● Exercise details
Take all the material and copy it exactly.

● Data for the task
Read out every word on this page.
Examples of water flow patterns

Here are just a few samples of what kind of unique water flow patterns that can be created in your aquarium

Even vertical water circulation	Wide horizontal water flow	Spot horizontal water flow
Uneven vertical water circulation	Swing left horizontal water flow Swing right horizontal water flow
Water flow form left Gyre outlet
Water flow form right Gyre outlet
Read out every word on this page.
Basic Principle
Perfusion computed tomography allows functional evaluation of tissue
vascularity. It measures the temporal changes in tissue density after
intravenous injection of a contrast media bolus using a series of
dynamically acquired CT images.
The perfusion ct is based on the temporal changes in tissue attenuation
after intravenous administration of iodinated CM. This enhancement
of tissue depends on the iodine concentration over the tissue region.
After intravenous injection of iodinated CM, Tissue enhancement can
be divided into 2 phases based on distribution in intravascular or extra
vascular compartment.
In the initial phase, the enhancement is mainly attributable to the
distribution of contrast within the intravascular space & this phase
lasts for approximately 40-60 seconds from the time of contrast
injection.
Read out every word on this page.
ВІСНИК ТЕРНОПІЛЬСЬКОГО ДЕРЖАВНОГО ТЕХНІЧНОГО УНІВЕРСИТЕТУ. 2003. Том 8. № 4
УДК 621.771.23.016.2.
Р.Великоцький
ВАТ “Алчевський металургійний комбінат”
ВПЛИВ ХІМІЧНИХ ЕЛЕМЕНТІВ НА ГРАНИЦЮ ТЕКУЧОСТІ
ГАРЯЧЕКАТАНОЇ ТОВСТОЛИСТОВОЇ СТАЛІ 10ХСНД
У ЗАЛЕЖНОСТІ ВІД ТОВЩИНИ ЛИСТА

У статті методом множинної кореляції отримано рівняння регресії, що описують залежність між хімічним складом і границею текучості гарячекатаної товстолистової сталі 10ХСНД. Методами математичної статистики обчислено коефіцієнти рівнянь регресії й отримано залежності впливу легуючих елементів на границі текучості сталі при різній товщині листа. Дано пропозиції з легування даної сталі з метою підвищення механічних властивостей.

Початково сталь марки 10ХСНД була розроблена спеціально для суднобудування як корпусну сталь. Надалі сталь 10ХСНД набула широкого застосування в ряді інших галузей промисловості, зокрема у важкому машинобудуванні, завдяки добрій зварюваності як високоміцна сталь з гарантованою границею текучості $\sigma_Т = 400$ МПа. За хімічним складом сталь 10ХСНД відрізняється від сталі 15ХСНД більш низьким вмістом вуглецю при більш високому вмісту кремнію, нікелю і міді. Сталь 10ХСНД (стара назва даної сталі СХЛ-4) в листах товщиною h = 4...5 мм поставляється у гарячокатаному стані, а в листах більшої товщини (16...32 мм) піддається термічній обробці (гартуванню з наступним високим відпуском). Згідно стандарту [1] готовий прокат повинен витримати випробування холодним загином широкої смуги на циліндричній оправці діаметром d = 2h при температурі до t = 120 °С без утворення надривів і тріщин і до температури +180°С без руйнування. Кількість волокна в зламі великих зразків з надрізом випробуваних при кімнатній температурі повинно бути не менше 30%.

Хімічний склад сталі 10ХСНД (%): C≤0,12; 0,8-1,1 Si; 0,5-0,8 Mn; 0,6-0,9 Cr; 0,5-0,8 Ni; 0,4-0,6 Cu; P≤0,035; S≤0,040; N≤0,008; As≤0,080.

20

● Written solution
Read out every word on this page.
Examples of water flow patterns

Here are just a few samples of what kind of unique water flow patterns that can be created in your aquarium

Even vertical water circulation	Wide horizontal water flow	Spot horizontal water flow
Uneven vertical water circulation	Swing left horizontal water flow Swing right horizontal water flow
Water flow form left Gyre outlet
Water flow form right Gyre outlet
Read out every word on this page.
Basic Principle
Perfusion computed tomography allows functional evaluation of tissue
vascularity. It measures the temporal changes in tissue density after
intravenous injection of a contrast media bolus using a series of
dynamically acquired CT images.
The perfusion ct is based on the temporal changes in tissue attenuation
after intravenous administration of iodinated CM. This enhancement
of tissue depends on the iodine concentration over the tissue region.
After intravenous injection of iodinated CM, Tissue enhancement can
be divided into 2 phases based on distribution in intravascular or extra
vascular compartment.
In the initial phase, the enhancement is mainly attributable to the
distribution of contrast within the intravascular space & this phase
lasts for approximately 40-60 seconds from the time of contrast
injection.
Read out every word on this page.
ВІСНИК ТЕРНОПІЛЬСЬКОГО ДЕРЖАВНОГО ТЕХНІЧНОГО УНІВЕРСИТЕТУ. 2003. Том 8. № 4
УДК 621.771.23.016.2.
Р.Великоцький
ВАТ “Алчевський металургійний комбінат”
ВПЛИВ ХІМІЧНИХ ЕЛЕМЕНТІВ НА ГРАНИЦЮ ТЕКУЧОСТІ
ГАРЯЧЕКАТАНОЇ ТОВСТОЛИСТОВОЇ СТАЛІ 10ХСНД
У ЗАЛЕЖНОСТІ ВІД ТОВЩИНИ ЛИСТА

У статті методом множинної кореляції отримано рівняння регресії, що описують залежність між хімічним складом і границею текучості гарячекатаної товстолистової сталі 10ХСНД. Методами математичної статистики обчислено коефіцієнти рівнянь регресії й отримано залежності впливу легуючих елементів на границі текучості сталі при різній товщині листа. Дано пропозиції з легування даної сталі з метою підвищення механічних властивостей.

Початково сталь марки 10ХСНД була розроблена спеціально для суднобудування як корпусну сталь. Надалі сталь 10ХСНД набула широкого застосування в ряді інших галузей промисловості, зокрема у важкому машинобудуванні, завдяки добрій зварюваності як високоміцна сталь з гарантованою границею текучості $\sigma_Т = 400$ МПа. За хімічним складом сталь 10ХСНД відрізняється від сталі 15ХСНД більш низьким вмістом вуглецю при більш високому вмісту кремнію, нікелю і міді. Сталь 10ХСНД (стара назва даної сталі СХЛ-4) в листах товщиною h = 4...5 мм поставляється у гарячокатаному стані, а в листах більшої товщини (16...32 мм) піддається термічній обробці (гартуванню з наступним високим відпуском). Згідно стандарту [1] готовий прокат повинен витримати випробування холодним загином широкої смуги на циліндричній оправці діаметром d = 2h при температурі до t = 120 °С без утворення надривів і тріщин і до температури +180°С без руйнування. Кількість волокна в зламі великих зразків з надрізом випробуваних при кімнатній температурі повинно бути не менше 30%.

Хімічний склад сталі 10ХСНД (%): C≤0,12; 0,8-1,1 Si; 0,5-0,8 Mn; 0,6-0,9 Cr; 0,5-0,8 Ni; 0,4-0,6 Cu; P≤0,035; S≤0,040; N≤0,008; As≤0,080.

20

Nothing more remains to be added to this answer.